### [THE EXERCISE]
Print every line from the one containing "axis-labels-row: 0-25 days" down to the one containing "axis-label-75-100: 75-100 days", both included, without changing a character.

—————

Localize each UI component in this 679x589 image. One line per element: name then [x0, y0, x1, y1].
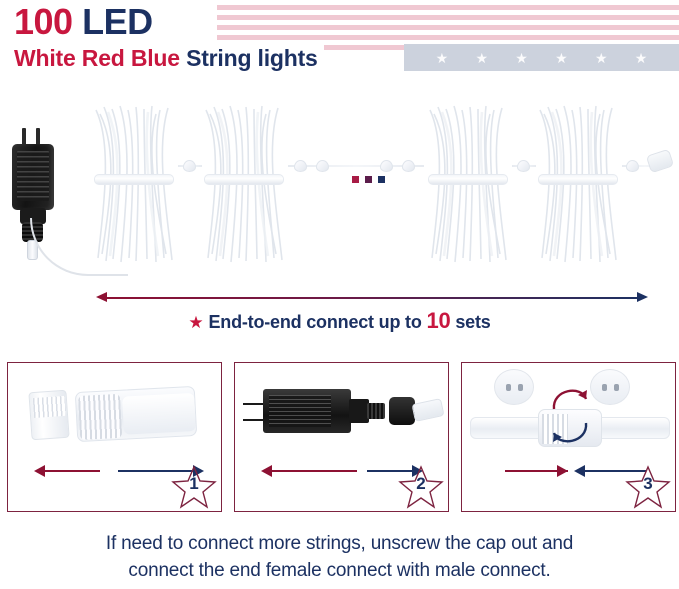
page-title-secondary: White Red Blue String lights	[14, 44, 324, 72]
light-string-bundle	[86, 104, 182, 264]
female-socket-icon	[494, 369, 534, 405]
arrow-head-right-icon	[637, 292, 648, 302]
star-icon: ★	[188, 313, 203, 332]
step-number: 3	[625, 474, 671, 494]
bulb-icon	[626, 160, 639, 172]
range-caption-text-before: End-to-end connect up to	[208, 312, 421, 332]
page-title-primary: 100 LED	[14, 2, 159, 42]
female-connector-icon	[411, 398, 444, 422]
light-string-bundle	[196, 104, 292, 264]
connector-wire-run	[288, 160, 424, 172]
light-string-bundle	[420, 104, 516, 264]
connector-threads	[78, 394, 122, 440]
light-string-bundle	[530, 104, 626, 264]
footer-instructions: If need to connect more strings, unscrew…	[0, 530, 679, 584]
footer-line-1: If need to connect more strings, unscrew…	[0, 530, 679, 557]
male-connector-icon	[75, 386, 197, 442]
arrow-shaft	[104, 297, 640, 299]
star-icon: ★	[436, 51, 449, 65]
max-sets-count: 10	[426, 308, 450, 333]
stripe	[217, 15, 679, 20]
stripe	[217, 35, 679, 40]
star-icon: ★	[555, 51, 568, 65]
step-3-illustration	[462, 363, 675, 467]
range-caption-text-after: sets	[455, 312, 490, 332]
header-banner: ★ ★ ★ ★ ★ ★ 100 LED White Red Blue Strin…	[0, 0, 679, 88]
footer-line-2: connect the end female connect with male…	[0, 557, 679, 584]
connector-wire-run	[512, 160, 536, 172]
continuation-ellipsis	[352, 176, 386, 185]
arrow-right-icon	[496, 465, 568, 477]
star-icon: ★	[475, 51, 488, 65]
rotation-arrows-icon	[540, 379, 600, 451]
bulb-icon	[380, 160, 393, 172]
flag-star-bar-decoration: ★ ★ ★ ★ ★ ★	[404, 44, 679, 71]
connector-body	[122, 393, 196, 435]
step-2-illustration	[235, 363, 448, 467]
end-connector-cap	[646, 149, 674, 174]
ellipsis-dot	[365, 176, 372, 183]
led-count: 100	[14, 1, 73, 42]
bundle-tie	[428, 174, 508, 185]
ellipsis-dot	[352, 176, 359, 183]
step-panel-3: 3	[461, 362, 676, 512]
screw-cap-icon	[389, 397, 415, 425]
end-to-end-range-arrow	[96, 292, 648, 304]
star-icon: ★	[635, 51, 648, 65]
adapter-label	[17, 151, 49, 201]
stripe	[217, 5, 679, 10]
step-number: 2	[398, 474, 444, 494]
product-type: LED	[82, 1, 153, 42]
bulb-icon	[294, 160, 307, 172]
adapter-body	[12, 144, 54, 210]
adapter-threads	[367, 403, 385, 419]
step-panel-2: 2	[234, 362, 449, 512]
stripe	[217, 25, 679, 30]
arrow-left-icon	[34, 465, 100, 477]
step-badge: 1	[171, 465, 217, 509]
product-category: String lights	[186, 45, 318, 71]
bulb-icon	[183, 160, 196, 172]
step-panel-1: 1	[7, 362, 222, 512]
bulb-icon	[517, 160, 530, 172]
bundle-tie	[94, 174, 174, 185]
step-badge: 2	[398, 465, 444, 509]
connector-wire-run	[178, 160, 202, 172]
step-1-illustration	[8, 363, 221, 467]
range-caption: ★End-to-end connect up to 10 sets	[0, 308, 679, 334]
bulb-icon	[316, 160, 329, 172]
adapter-label	[269, 395, 331, 427]
flag-stripes-decoration	[217, 2, 679, 50]
ellipsis-dot	[378, 176, 385, 183]
bundle-tie	[538, 174, 618, 185]
star-icon: ★	[595, 51, 608, 65]
step-badge: 3	[625, 465, 671, 509]
bulb-icon	[402, 160, 415, 172]
arrow-left-icon	[261, 465, 357, 477]
step-number: 1	[171, 474, 217, 494]
bundle-tie	[204, 174, 284, 185]
adapter-body	[263, 389, 351, 433]
adapter-neck	[349, 399, 369, 423]
screw-cap-icon	[28, 390, 69, 441]
color-options: White Red Blue	[14, 45, 180, 71]
star-icon: ★	[515, 51, 528, 65]
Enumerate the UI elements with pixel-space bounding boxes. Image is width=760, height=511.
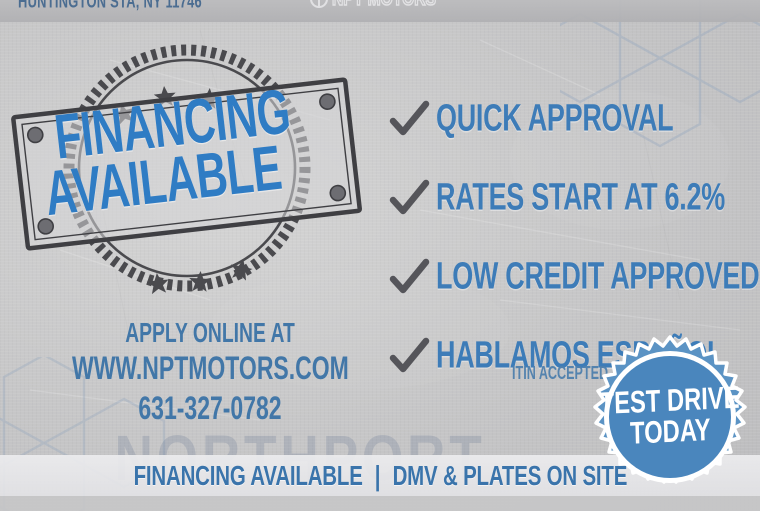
stamp-plaque xyxy=(13,80,360,249)
checklist-label: RATES START AT 6.2% xyxy=(436,177,725,220)
dealer-logo: NPT MOTORS xyxy=(310,0,445,9)
check-icon xyxy=(386,255,432,301)
stamp-graphic xyxy=(6,34,368,302)
financing-available-stamp: FINANCING AVAILABLE xyxy=(6,34,368,302)
top-banner: HUNTINGTON STA, NY 11746 NPT MOTORS xyxy=(0,0,760,22)
bottom-bar-separator: | xyxy=(374,459,380,492)
checklist-label: LOW CREDIT APPROVED xyxy=(436,256,759,299)
checklist-item-rates: RATES START AT 6.2% xyxy=(386,159,756,238)
check-icon xyxy=(386,176,432,222)
checklist-item-low-credit: LOW CREDIT APPROVED xyxy=(386,238,756,317)
website-url[interactable]: WWW.NPTMOTORS.COM xyxy=(72,351,348,389)
test-drive-badge-graphic xyxy=(586,333,754,501)
test-drive-badge[interactable]: TEST DRIVE TODAY xyxy=(586,333,754,501)
badge-inner-circle xyxy=(609,356,731,478)
checklist-label: QUICK APPROVAL xyxy=(436,98,673,141)
apply-online-label: APPLY ONLINE AT xyxy=(72,318,348,349)
apply-online-block: APPLY ONLINE AT WWW.NPTMOTORS.COM 631-32… xyxy=(60,322,360,424)
dealer-address: HUNTINGTON STA, NY 11746 xyxy=(18,0,202,12)
wheel-logo-icon xyxy=(310,0,328,8)
financing-advertisement: HUNTINGTON STA, NY 11746 NPT MOTORS xyxy=(0,0,760,511)
dealer-logo-text: NPT MOTORS xyxy=(332,0,436,11)
check-icon xyxy=(386,334,432,380)
checklist-item-quick-approval: QUICK APPROVAL xyxy=(386,80,756,159)
check-icon xyxy=(386,97,432,143)
bottom-bar-financing-text: FINANCING AVAILABLE xyxy=(133,459,362,492)
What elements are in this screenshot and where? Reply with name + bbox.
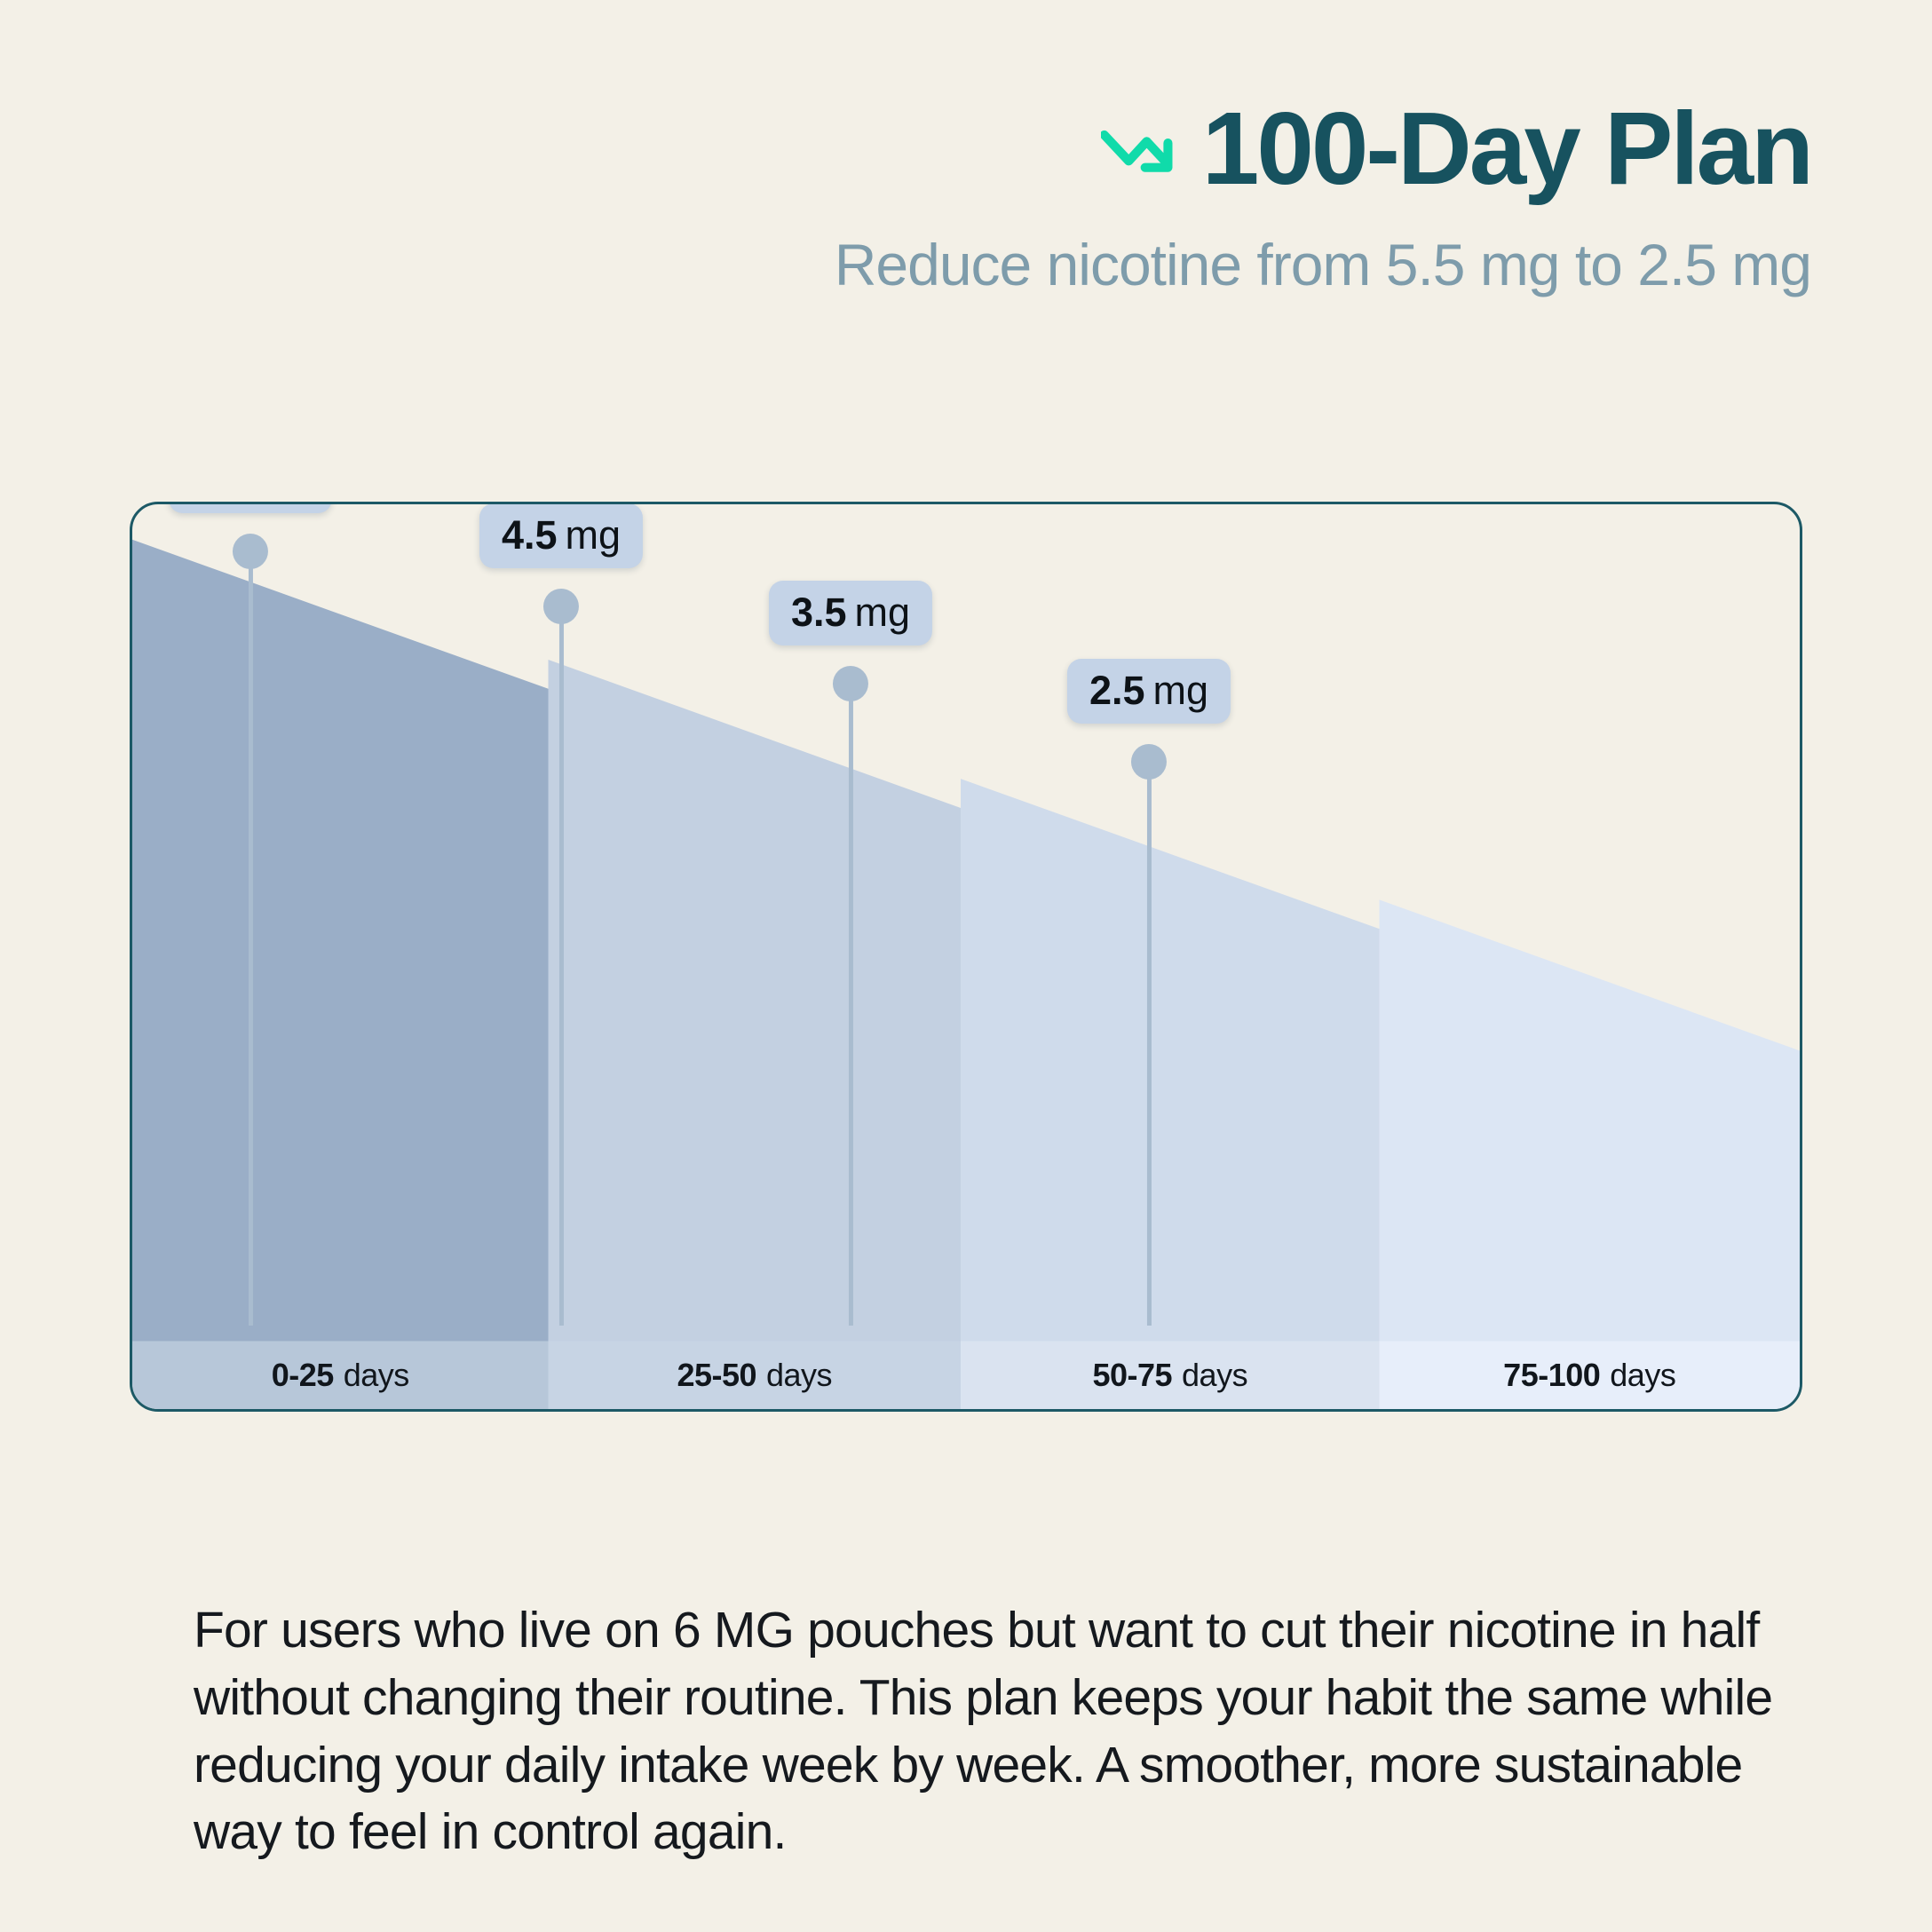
axis-labels-row: 0-25 days 25-50 days 50-75 days 75-100 d… [132, 1341, 1800, 1409]
chart-card: 0-25 days 25-50 days 50-75 days 75-100 d… [130, 502, 1802, 1412]
axis-range-0: 0-25 [272, 1357, 334, 1394]
axis-unit-1: days [766, 1357, 832, 1394]
axis-unit-3: days [1610, 1357, 1675, 1394]
axis-unit-2: days [1182, 1357, 1247, 1394]
page-subtitle: Reduce nicotine from 5.5 mg to 2.5 mg [0, 233, 1811, 297]
axis-label-50-75: 50-75 days [961, 1341, 1380, 1409]
axis-range-1: 25-50 [677, 1357, 756, 1394]
axis-label-0-25: 0-25 days [132, 1341, 549, 1409]
area-segment-3 [961, 779, 1379, 1341]
page-title: 100-Day Plan [1202, 96, 1811, 201]
area-segment-1 [132, 540, 549, 1342]
axis-label-75-100: 75-100 days [1380, 1341, 1800, 1409]
description-paragraph: For users who live on 6 MG pouches but w… [194, 1597, 1801, 1866]
chart-segments [132, 540, 1800, 1342]
area-segment-4 [1380, 899, 1800, 1341]
trending-down-icon [1101, 114, 1183, 195]
axis-unit-0: days [344, 1357, 409, 1394]
axis-label-25-50: 25-50 days [549, 1341, 962, 1409]
marker-value-0: 5.5 [191, 502, 247, 503]
axis-range-2: 50-75 [1092, 1357, 1172, 1394]
marker-unit-0: mg [255, 502, 311, 503]
taper-area-chart [132, 504, 1800, 1409]
header: 100-Day Plan Reduce nicotine from 5.5 mg… [0, 0, 1932, 297]
axis-range-3: 75-100 [1503, 1357, 1600, 1394]
area-segment-2 [549, 660, 962, 1341]
title-row: 100-Day Plan [0, 96, 1811, 201]
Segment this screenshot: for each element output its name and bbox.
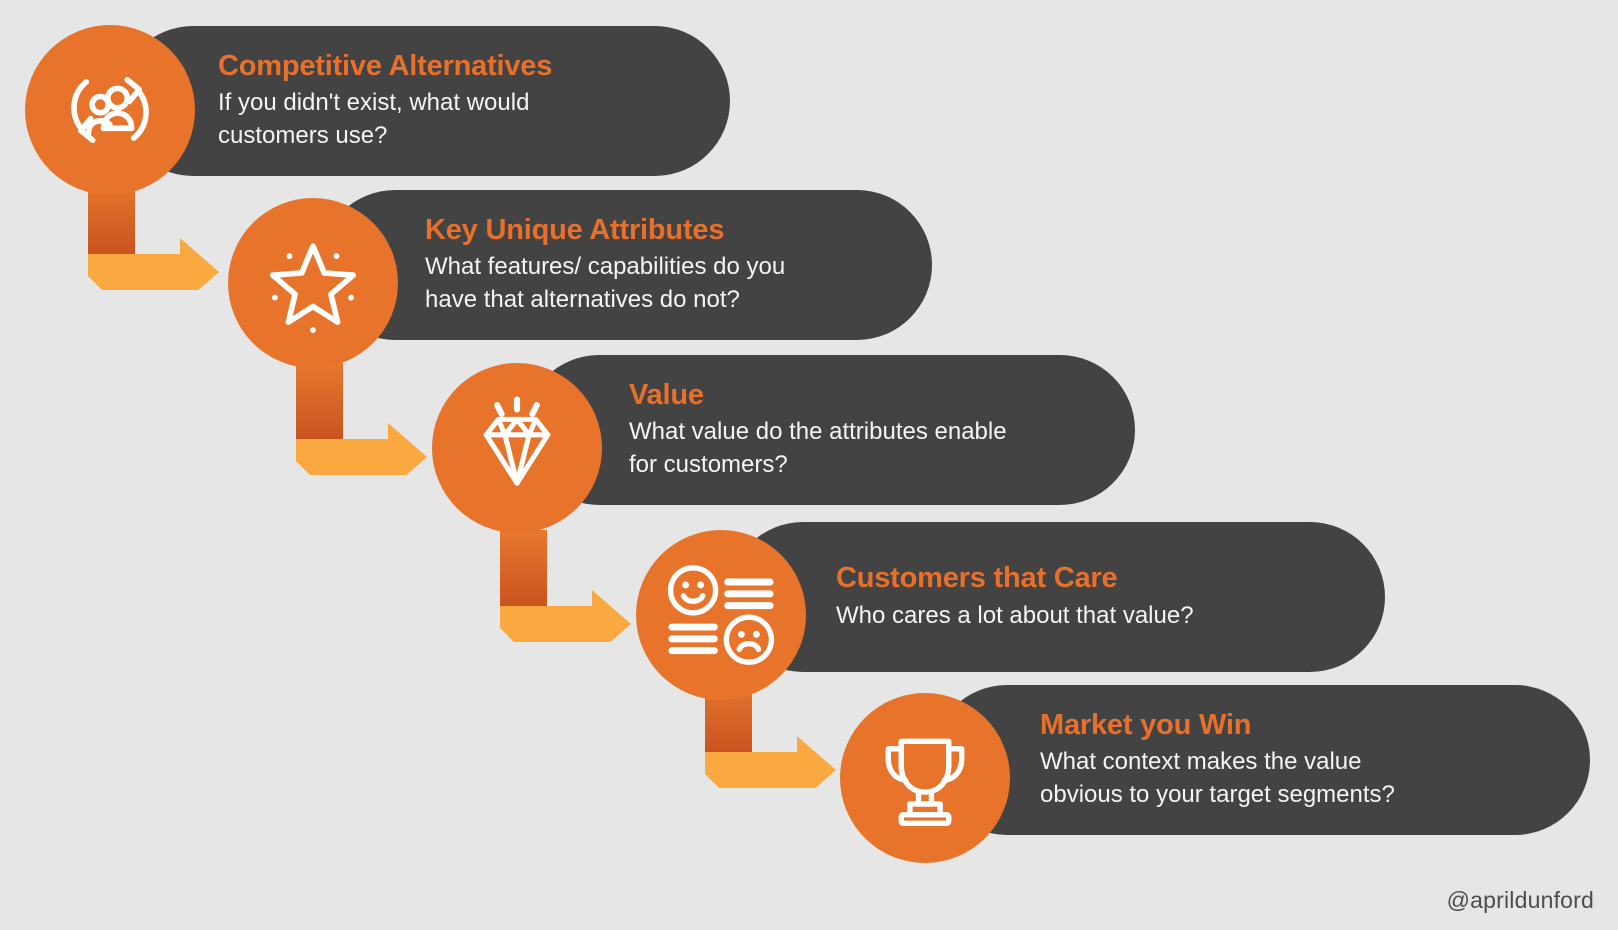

—————

### [THE RESULT]
axis-labels-row: 0-25 days 25-50 days 50-75 days 75-100 d… [132, 1341, 1800, 1409]
chart-card: 0-25 days 25-50 days 50-75 days 75-100 d… [130, 502, 1802, 1412]
axis-range-0: 0-25 [272, 1357, 334, 1394]
axis-unit-1: days [766, 1357, 832, 1394]
axis-unit-3: days [1610, 1357, 1675, 1394]
axis-unit-2: days [1182, 1357, 1247, 1394]
page-subtitle: Reduce nicotine from 5.5 mg to 2.5 mg [0, 233, 1811, 297]
axis-label-50-75: 50-75 days [961, 1341, 1380, 1409]
axis-range-1: 25-50 [677, 1357, 756, 1394]
axis-label-0-25: 0-25 days [132, 1341, 549, 1409]
area-segment-3 [961, 779, 1379, 1341]
page-title: 100-Day Plan [1202, 96, 1811, 201]
area-segment-1 [132, 540, 549, 1342]
axis-label-75-100: 75-100 days [1380, 1341, 1800, 1409]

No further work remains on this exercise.